start EXTRACTED MATERIAL

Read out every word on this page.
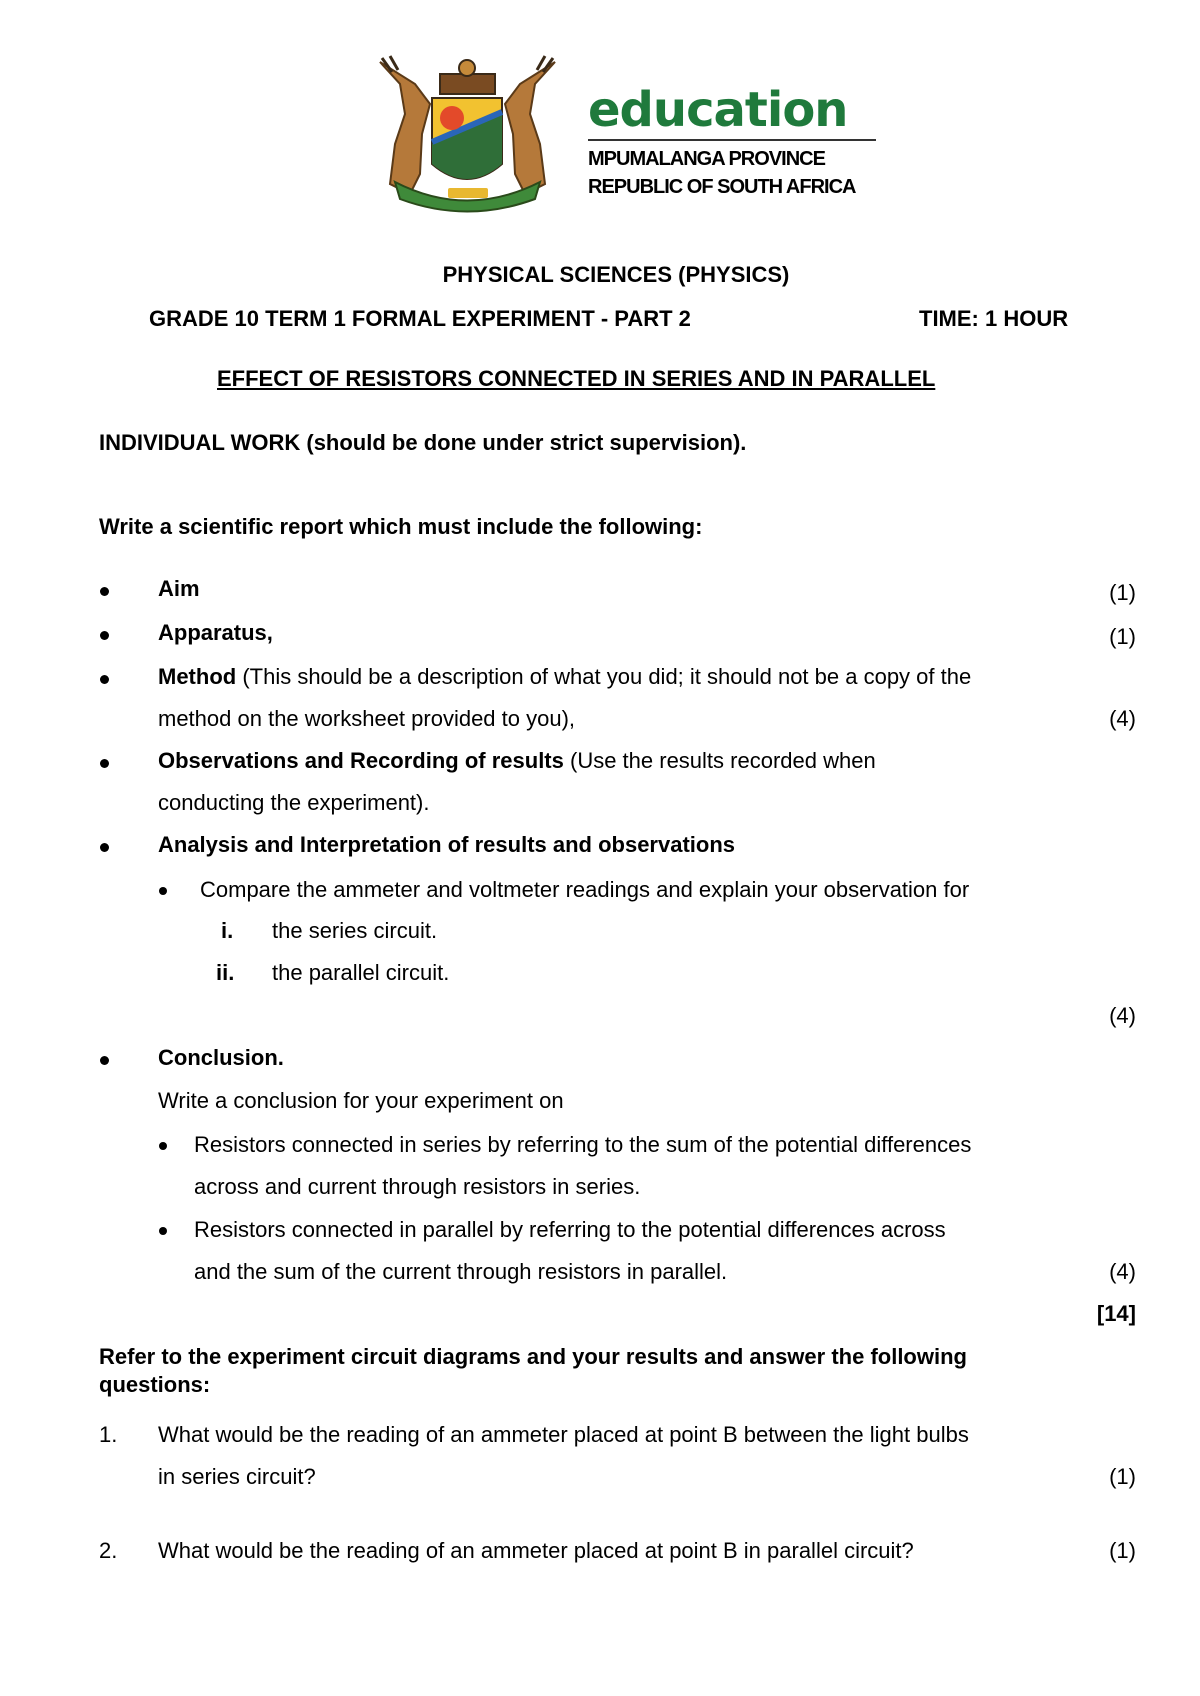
education
MPUMALANGA PROVINCE
REPUBLIC OF SOUTH AFRICA
PHYSICAL SCIENCES (PHYSICS)
GRADE 10 TERM 1 FORMAL EXPERIMENT - PART 2	TIME: 1 HOUR
EFFECT OF RESISTORS CONNECTED IN SERIES AND IN PARALLEL
INDIVIDUAL WORK (should be done under strict supervision).
Write a scientific report which must include the following:
Aim	(1)
Apparatus,	(1)
Method (This should be a description of what you did; it should not be a copy of the
method on the worksheet provided to you),	(4)
Observations and Recording of results (Use the results recorded when
conducting the experiment).
Analysis and Interpretation of results and observations
Compare the ammeter and voltmeter readings and explain your observation for
i. the series circuit.
ii. the parallel circuit.
(4)
Conclusion.
Write a conclusion for your experiment on
Resistors connected in series by referring to the sum of the potential differences
across and current through resistors in series.
Resistors connected in parallel by referring to the potential differences across
and the sum of the current through resistors in parallel.	(4)
[14]
Refer to the experiment circuit diagrams and your results and answer the following
questions:
1. What would be the reading of an ammeter placed at point B between the light bulbs
in series circuit?	(1)
2. What would be the reading of an ammeter placed at point B in parallel circuit?	(1)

end EXTRACTED MATERIAL

Repeat the entries exactly. Pictures are excluded from the copy.

ANSWER FOR THE TASK
Read out every word on this page.
education
MPUMALANGA PROVINCE
REPUBLIC OF SOUTH AFRICA
PHYSICAL SCIENCES (PHYSICS)
GRADE 10 TERM 1 FORMAL EXPERIMENT - PART 2	TIME: 1 HOUR
EFFECT OF RESISTORS CONNECTED IN SERIES AND IN PARALLEL
INDIVIDUAL WORK (should be done under strict supervision).
Write a scientific report which must include the following:
Aim	(1)
Apparatus,	(1)
Method (This should be a description of what you did; it should not be a copy of the
method on the worksheet provided to you),	(4)
Observations and Recording of results (Use the results recorded when
conducting the experiment).
Analysis and Interpretation of results and observations
Compare the ammeter and voltmeter readings and explain your observation for
i. the series circuit.
ii. the parallel circuit.
(4)
Conclusion.
Write a conclusion for your experiment on
Resistors connected in series by referring to the sum of the potential differences
across and current through resistors in series.
Resistors connected in parallel by referring to the potential differences across
and the sum of the current through resistors in parallel.	(4)
[14]
Refer to the experiment circuit diagrams and your results and answer the following
questions:
1. What would be the reading of an ammeter placed at point B between the light bulbs
in series circuit?	(1)
2. What would be the reading of an ammeter placed at point B in parallel circuit?	(1)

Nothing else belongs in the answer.